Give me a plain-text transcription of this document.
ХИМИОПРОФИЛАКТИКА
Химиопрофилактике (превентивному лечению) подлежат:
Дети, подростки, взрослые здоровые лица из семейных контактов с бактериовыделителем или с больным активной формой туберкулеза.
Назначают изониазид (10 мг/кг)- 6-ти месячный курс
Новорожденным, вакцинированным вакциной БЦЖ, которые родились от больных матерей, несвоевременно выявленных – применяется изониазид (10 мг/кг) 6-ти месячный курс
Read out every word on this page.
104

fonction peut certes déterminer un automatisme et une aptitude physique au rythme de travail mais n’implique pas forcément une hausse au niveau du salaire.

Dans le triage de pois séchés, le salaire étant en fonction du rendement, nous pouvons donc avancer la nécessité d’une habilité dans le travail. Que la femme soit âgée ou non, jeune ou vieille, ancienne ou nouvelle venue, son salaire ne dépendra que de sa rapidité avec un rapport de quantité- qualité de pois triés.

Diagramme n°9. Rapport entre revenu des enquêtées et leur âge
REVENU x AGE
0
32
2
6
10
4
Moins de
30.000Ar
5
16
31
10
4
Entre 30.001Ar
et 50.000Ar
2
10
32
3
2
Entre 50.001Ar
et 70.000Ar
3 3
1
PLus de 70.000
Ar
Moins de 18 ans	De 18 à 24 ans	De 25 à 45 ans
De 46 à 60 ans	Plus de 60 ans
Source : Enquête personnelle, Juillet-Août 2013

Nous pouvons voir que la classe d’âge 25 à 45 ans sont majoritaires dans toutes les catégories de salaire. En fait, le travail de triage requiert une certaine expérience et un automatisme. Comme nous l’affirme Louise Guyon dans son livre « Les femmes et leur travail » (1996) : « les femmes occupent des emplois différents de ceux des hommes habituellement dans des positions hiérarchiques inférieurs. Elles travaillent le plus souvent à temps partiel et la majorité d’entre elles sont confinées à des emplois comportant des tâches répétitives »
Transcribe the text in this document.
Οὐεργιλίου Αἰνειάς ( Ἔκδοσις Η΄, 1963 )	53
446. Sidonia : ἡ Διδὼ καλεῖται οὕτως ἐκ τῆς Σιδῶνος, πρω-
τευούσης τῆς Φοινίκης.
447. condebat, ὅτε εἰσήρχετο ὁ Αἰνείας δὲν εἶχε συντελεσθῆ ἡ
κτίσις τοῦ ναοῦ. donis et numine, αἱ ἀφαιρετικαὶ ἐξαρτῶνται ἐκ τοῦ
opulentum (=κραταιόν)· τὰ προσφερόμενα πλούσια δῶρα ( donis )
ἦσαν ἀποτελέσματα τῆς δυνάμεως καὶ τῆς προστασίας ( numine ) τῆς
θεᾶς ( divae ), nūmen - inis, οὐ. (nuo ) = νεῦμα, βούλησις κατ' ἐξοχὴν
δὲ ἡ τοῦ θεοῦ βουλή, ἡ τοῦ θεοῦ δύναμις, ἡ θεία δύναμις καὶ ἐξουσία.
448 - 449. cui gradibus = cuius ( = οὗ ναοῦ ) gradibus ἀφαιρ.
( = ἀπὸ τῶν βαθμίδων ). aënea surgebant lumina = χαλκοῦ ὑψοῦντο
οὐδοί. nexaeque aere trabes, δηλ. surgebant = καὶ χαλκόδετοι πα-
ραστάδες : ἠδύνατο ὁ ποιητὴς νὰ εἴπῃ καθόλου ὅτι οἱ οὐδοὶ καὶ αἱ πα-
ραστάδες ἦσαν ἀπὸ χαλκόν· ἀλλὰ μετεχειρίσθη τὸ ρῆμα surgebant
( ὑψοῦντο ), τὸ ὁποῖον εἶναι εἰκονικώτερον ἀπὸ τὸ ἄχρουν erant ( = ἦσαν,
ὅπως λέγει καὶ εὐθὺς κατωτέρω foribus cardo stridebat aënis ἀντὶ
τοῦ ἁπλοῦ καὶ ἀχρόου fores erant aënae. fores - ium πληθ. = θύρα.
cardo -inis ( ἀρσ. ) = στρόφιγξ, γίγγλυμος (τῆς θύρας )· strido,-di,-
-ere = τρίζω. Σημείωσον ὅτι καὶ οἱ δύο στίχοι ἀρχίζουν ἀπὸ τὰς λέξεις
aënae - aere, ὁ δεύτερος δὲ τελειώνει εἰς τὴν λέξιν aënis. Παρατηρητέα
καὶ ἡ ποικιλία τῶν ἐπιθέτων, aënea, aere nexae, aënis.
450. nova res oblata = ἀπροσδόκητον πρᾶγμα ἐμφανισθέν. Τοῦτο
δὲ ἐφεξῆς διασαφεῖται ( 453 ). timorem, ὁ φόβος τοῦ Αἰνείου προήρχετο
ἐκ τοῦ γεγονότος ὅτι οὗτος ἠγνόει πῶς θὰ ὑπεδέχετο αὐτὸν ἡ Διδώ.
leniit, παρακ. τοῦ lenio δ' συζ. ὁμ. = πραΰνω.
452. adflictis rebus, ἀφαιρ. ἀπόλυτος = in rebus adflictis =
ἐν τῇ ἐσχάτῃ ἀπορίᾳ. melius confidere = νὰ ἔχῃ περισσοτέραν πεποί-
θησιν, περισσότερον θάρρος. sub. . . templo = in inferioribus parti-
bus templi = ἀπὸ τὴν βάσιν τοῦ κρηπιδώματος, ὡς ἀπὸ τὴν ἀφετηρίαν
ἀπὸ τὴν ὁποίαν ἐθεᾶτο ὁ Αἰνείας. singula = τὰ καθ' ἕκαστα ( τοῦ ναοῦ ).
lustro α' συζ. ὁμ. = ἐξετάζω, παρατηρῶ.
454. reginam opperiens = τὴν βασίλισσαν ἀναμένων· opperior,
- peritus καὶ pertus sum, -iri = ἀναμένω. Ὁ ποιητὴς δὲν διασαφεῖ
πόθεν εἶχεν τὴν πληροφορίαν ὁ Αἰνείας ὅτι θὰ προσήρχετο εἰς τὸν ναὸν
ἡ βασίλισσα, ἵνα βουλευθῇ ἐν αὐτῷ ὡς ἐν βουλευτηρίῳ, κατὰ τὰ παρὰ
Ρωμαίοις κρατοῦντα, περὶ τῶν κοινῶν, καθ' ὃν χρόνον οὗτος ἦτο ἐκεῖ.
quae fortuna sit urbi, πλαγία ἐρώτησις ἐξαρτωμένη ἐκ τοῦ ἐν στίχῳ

========

→ **INSTRUCTIONS FOR THE TASK**
Figure out how many lines above include the string "ὑψοῦντο", then report that number and nothing else.

→ **RESULT OF THIS TASK**
2